» DATA FOR PROCESSING:
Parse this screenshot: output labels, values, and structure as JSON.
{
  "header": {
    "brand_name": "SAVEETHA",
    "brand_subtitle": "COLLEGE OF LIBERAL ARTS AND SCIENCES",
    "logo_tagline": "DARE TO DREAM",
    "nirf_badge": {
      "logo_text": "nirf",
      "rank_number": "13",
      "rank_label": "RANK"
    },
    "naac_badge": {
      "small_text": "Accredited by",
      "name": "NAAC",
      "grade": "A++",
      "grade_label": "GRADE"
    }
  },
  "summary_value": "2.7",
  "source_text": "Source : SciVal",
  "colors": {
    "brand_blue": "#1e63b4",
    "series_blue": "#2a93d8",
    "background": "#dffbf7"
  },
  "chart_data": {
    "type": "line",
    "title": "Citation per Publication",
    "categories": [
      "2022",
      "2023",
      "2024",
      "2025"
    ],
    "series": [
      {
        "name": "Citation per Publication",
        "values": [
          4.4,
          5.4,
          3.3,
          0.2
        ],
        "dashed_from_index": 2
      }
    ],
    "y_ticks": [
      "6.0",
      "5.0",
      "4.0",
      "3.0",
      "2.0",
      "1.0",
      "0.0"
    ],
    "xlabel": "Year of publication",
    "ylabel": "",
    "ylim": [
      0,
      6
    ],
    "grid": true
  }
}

...

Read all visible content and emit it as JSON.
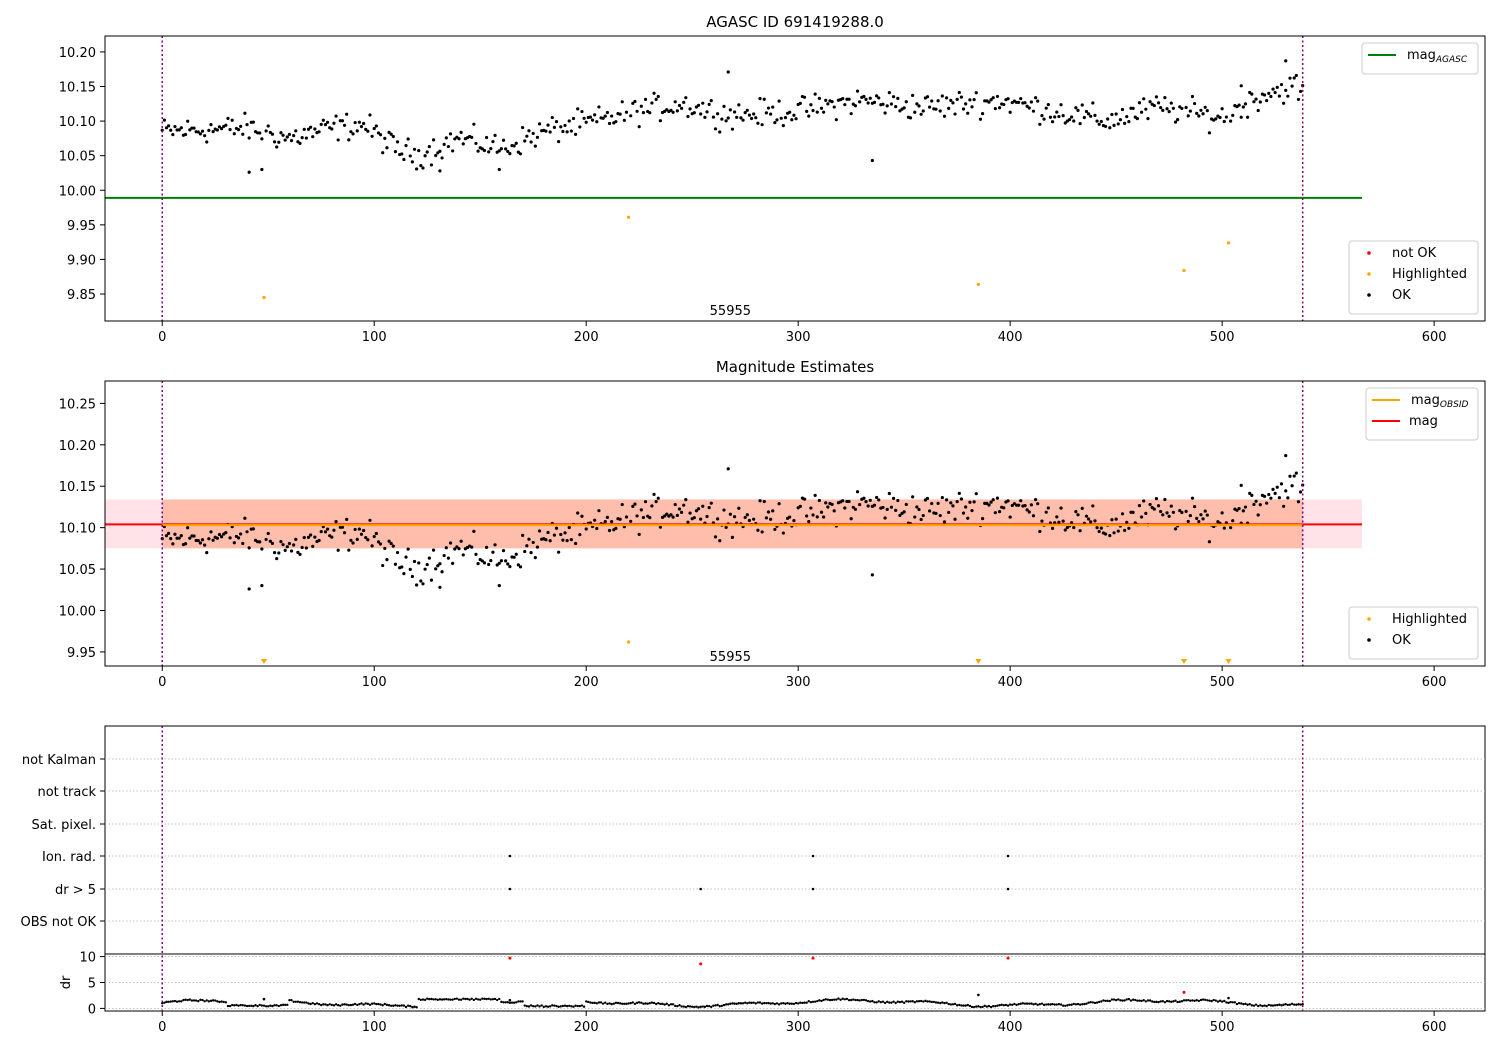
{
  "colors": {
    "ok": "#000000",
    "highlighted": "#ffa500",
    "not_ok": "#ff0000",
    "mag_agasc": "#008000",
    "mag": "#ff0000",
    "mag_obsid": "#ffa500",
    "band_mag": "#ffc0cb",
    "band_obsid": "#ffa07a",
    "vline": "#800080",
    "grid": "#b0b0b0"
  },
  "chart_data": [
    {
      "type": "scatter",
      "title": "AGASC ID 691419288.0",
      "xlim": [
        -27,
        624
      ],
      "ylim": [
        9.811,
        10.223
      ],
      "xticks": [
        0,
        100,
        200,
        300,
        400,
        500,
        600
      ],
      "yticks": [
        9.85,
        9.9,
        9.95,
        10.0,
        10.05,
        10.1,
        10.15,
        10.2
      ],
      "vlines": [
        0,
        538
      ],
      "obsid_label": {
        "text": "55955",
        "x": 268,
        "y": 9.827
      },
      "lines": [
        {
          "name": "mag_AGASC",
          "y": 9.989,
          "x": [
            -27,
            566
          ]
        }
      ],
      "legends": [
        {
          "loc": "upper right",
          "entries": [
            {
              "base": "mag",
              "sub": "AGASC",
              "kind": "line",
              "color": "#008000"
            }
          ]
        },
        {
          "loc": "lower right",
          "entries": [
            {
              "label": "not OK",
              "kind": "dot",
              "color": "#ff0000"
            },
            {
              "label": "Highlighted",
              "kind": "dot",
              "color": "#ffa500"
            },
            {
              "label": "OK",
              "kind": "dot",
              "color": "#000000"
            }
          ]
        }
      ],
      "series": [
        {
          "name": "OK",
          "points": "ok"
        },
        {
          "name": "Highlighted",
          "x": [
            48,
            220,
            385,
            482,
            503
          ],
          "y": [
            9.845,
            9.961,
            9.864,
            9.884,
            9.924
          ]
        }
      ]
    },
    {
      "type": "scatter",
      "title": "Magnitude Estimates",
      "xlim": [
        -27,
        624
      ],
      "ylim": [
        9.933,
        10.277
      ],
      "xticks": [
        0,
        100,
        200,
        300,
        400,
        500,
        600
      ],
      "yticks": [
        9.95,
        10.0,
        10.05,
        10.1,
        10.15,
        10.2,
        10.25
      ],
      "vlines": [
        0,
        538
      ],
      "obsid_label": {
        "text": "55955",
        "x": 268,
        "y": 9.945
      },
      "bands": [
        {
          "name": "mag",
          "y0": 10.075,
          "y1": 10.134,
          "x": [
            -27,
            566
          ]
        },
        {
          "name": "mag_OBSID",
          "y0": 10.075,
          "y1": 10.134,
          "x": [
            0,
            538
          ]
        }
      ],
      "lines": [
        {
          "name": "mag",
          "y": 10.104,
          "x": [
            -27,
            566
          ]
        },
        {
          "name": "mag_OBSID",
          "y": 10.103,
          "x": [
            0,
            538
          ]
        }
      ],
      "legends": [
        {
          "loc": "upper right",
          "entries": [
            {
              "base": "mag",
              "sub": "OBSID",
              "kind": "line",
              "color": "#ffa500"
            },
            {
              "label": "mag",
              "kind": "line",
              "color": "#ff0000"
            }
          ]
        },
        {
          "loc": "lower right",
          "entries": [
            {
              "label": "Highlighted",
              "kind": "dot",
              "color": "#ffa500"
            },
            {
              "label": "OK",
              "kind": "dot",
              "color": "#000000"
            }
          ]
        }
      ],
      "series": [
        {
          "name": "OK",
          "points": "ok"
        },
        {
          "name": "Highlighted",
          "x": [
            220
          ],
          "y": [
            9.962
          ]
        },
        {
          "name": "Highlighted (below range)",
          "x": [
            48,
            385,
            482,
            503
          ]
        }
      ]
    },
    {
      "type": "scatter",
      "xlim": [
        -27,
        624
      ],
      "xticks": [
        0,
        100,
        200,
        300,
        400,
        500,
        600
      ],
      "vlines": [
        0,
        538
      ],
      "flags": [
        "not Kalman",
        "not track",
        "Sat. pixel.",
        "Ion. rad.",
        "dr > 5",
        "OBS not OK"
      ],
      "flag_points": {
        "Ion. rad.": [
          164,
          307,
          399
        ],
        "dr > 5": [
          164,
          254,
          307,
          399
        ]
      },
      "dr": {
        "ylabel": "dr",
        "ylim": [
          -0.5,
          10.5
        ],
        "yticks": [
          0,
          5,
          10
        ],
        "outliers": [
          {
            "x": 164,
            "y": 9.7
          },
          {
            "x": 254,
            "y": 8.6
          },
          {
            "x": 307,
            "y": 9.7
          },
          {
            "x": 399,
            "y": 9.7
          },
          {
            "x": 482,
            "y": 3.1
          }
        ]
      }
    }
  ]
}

* * *

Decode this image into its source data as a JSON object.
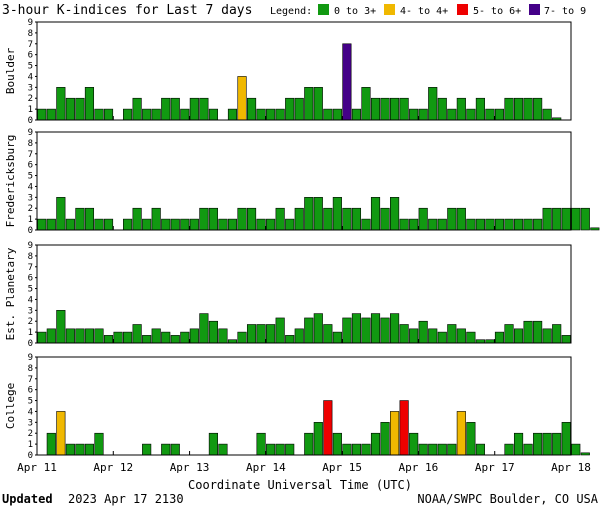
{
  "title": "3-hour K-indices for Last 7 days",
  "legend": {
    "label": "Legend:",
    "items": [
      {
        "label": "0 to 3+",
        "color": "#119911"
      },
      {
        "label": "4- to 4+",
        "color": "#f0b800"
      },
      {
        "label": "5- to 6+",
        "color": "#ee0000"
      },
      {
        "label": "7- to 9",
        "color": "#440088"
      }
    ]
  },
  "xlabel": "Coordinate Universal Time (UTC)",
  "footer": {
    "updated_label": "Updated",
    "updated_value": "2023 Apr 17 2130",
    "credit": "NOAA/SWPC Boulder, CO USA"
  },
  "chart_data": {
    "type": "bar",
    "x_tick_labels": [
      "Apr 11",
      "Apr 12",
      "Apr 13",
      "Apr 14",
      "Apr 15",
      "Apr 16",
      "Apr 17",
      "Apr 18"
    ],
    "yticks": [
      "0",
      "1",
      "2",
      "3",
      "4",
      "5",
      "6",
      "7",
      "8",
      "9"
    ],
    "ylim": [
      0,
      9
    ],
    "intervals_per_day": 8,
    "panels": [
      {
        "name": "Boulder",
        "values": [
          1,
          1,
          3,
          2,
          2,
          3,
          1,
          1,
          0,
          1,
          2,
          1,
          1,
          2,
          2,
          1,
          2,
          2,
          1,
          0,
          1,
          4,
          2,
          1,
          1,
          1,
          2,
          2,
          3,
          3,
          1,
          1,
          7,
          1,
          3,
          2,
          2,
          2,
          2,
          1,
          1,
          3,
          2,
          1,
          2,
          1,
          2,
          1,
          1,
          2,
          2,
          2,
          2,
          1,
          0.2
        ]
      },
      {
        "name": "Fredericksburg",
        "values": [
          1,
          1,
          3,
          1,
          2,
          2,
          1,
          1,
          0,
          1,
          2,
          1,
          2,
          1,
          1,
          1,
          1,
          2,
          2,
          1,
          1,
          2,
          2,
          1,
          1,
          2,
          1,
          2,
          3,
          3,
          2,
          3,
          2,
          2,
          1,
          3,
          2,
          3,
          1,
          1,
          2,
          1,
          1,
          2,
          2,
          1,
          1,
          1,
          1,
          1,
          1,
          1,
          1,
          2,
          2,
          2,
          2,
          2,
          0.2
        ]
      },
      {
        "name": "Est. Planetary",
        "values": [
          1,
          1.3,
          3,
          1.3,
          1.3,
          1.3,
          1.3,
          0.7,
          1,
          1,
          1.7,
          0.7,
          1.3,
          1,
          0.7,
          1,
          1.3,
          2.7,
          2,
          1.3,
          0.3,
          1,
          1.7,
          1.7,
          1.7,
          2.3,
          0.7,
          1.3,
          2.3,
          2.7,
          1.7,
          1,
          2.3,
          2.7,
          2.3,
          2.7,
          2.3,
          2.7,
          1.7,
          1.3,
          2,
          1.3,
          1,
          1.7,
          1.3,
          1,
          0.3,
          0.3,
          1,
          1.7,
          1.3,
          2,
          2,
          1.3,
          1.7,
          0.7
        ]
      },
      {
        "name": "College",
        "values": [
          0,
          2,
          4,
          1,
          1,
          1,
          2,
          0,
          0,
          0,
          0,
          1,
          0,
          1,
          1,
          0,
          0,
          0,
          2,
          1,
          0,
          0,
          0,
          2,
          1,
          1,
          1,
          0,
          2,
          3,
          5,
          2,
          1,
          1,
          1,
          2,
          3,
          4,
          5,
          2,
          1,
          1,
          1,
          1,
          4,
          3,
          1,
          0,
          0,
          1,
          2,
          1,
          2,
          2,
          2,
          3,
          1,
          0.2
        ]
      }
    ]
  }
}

» WHAT YOU SHOULD DO:
Copy out every line where the word "Citation" occurs.

» RESPONSE TO THE EXERCISE:
    "title": "Citation per Publication",
        "name": "Citation per Publication",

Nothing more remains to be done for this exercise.